Task details
Read the listing below and copy out every line that holds "Mississippi".

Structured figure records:
__________

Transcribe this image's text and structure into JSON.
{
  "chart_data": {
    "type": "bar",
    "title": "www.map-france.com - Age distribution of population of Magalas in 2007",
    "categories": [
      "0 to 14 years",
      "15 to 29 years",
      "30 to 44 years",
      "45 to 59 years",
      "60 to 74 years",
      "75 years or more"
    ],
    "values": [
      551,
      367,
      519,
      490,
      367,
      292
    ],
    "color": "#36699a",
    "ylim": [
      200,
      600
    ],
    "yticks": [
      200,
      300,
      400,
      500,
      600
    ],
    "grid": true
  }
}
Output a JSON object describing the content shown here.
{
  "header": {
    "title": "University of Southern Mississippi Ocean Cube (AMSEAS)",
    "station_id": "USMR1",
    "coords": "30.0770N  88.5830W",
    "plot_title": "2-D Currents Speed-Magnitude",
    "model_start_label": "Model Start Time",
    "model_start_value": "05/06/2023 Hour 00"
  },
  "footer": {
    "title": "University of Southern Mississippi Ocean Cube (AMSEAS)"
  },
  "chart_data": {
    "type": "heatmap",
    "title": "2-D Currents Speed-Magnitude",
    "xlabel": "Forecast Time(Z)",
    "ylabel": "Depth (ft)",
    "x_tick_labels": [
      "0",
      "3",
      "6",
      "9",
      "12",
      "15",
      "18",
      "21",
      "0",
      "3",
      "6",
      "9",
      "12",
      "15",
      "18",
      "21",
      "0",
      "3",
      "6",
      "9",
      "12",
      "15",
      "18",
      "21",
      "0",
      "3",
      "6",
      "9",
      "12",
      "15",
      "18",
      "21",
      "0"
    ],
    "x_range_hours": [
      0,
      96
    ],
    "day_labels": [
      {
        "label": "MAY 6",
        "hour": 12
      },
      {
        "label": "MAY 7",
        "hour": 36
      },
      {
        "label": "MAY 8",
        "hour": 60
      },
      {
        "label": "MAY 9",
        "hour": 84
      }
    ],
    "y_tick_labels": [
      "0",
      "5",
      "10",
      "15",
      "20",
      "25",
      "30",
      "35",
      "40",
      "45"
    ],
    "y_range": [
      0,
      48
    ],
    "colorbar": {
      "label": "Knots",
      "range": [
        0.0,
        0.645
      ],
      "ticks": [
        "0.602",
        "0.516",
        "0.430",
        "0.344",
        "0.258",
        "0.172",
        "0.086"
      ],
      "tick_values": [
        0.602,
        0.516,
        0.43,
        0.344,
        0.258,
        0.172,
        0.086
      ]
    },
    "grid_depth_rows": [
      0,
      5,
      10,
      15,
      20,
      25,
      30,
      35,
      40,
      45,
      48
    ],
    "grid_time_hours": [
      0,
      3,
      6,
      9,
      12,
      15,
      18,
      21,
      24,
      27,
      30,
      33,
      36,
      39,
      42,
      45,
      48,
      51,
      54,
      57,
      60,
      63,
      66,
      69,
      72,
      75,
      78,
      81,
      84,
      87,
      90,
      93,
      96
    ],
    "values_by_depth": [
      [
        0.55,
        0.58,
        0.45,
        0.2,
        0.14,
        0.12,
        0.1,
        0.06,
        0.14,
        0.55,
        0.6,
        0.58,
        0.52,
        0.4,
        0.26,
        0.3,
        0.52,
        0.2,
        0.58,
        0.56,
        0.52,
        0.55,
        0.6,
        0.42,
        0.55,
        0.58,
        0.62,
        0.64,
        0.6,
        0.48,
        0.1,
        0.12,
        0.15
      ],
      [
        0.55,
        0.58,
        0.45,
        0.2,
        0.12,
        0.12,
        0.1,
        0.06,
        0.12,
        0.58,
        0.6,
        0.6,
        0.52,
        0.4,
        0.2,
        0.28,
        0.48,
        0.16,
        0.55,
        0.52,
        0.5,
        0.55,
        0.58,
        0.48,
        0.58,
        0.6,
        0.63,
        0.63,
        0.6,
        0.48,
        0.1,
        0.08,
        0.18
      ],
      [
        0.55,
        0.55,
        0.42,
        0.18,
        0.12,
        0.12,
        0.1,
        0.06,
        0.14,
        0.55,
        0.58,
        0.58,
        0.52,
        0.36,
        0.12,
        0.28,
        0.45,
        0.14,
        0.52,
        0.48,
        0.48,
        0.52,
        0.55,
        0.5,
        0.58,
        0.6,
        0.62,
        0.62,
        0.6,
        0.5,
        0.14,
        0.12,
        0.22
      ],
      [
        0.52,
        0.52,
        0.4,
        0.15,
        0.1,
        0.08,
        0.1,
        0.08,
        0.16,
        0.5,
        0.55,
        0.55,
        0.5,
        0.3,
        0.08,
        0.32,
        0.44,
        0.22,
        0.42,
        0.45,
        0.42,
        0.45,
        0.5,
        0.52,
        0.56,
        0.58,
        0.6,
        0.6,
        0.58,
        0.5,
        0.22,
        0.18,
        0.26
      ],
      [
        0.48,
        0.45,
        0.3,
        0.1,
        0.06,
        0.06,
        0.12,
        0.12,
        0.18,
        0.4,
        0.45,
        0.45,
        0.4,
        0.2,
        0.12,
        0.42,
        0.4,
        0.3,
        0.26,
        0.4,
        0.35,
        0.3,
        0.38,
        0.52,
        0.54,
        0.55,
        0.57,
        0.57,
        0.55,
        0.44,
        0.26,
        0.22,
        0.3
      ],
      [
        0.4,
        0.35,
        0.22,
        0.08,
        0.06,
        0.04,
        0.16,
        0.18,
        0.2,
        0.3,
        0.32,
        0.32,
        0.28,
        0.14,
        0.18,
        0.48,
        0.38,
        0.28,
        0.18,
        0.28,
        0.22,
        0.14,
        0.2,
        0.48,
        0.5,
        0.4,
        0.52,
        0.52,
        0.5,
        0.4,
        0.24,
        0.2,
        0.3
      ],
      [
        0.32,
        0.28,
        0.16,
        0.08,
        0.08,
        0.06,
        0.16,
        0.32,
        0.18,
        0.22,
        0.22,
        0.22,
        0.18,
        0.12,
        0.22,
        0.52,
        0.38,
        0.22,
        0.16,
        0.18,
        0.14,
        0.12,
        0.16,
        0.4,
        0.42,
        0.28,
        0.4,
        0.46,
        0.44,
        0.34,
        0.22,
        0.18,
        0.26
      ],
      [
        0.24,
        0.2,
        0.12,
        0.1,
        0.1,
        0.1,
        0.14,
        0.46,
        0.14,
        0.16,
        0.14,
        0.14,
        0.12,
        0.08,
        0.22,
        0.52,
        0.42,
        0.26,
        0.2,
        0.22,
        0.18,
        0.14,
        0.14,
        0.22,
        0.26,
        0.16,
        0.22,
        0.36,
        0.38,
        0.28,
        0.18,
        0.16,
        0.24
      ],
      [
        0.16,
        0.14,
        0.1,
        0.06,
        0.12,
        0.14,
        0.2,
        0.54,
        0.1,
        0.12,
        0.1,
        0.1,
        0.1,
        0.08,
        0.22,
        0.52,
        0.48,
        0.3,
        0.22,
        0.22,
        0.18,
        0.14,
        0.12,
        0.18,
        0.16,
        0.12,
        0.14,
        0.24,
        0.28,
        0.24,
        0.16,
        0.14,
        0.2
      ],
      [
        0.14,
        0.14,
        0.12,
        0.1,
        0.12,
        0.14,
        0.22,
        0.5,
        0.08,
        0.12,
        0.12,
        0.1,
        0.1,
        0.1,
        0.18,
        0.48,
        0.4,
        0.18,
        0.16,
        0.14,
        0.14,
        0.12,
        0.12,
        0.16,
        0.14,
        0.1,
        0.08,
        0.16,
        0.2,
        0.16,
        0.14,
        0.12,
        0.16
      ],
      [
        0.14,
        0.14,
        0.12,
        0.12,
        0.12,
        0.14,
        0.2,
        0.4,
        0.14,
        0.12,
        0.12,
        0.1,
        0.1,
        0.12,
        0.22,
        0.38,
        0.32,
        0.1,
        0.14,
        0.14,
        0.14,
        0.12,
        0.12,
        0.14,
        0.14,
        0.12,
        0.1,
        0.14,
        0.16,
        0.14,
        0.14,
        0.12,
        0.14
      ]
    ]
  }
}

__________

Solution below
    "title": "University of Southern Mississippi Ocean Cube (AMSEAS)",
    "title": "University of Southern Mississippi Ocean Cube (AMSEAS)"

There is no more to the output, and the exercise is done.